(Records)
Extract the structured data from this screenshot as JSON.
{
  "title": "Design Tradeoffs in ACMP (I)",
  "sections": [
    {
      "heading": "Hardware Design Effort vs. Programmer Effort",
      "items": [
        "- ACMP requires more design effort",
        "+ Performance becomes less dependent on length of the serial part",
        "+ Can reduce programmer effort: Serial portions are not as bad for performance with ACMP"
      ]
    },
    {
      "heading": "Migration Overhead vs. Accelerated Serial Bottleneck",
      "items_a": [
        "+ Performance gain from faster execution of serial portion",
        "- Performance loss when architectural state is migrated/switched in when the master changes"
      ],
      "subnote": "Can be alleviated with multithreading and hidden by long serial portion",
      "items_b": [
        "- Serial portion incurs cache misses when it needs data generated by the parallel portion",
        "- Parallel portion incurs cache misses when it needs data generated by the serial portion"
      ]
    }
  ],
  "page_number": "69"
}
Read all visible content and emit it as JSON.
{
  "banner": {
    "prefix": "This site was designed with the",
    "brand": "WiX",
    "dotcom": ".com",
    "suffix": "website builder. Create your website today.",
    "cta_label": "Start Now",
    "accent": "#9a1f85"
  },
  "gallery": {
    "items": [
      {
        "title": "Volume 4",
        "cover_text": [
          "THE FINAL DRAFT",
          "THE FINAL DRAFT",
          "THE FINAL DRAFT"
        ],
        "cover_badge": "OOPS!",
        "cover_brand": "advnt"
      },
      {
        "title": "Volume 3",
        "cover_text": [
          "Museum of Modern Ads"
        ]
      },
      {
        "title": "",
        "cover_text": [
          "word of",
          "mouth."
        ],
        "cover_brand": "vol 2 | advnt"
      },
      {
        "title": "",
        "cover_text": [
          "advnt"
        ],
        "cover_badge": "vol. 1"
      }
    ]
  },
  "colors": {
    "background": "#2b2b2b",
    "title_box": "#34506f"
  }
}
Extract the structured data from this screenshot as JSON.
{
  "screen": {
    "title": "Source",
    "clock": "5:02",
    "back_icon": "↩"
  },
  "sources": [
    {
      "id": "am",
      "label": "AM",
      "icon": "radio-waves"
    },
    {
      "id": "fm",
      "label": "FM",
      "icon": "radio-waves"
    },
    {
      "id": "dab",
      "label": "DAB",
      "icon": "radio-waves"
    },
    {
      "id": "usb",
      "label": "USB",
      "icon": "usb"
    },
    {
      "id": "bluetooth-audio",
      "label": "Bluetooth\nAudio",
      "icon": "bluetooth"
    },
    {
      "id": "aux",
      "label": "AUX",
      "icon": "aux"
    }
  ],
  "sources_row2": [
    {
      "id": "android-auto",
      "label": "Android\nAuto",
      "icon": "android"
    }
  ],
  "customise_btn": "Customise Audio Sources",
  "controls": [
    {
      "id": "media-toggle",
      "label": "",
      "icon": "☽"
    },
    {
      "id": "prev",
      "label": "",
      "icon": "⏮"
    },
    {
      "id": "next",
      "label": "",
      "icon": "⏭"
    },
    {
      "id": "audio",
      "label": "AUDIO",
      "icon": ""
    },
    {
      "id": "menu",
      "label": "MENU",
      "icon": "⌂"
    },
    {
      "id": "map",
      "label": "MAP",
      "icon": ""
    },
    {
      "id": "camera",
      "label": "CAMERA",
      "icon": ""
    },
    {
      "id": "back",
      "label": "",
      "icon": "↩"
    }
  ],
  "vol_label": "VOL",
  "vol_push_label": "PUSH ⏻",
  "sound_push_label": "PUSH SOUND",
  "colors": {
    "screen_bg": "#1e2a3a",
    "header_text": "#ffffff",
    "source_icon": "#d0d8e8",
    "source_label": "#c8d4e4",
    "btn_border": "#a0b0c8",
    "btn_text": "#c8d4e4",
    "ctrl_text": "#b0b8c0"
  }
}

TO BE DONE: Write out each line of the data that holds the string "generated".

TASK OUTPUT:
        "- Serial portion incurs cache misses when it needs data generated by the parallel portion",
        "- Parallel portion incurs cache misses when it needs data generated by the serial portion"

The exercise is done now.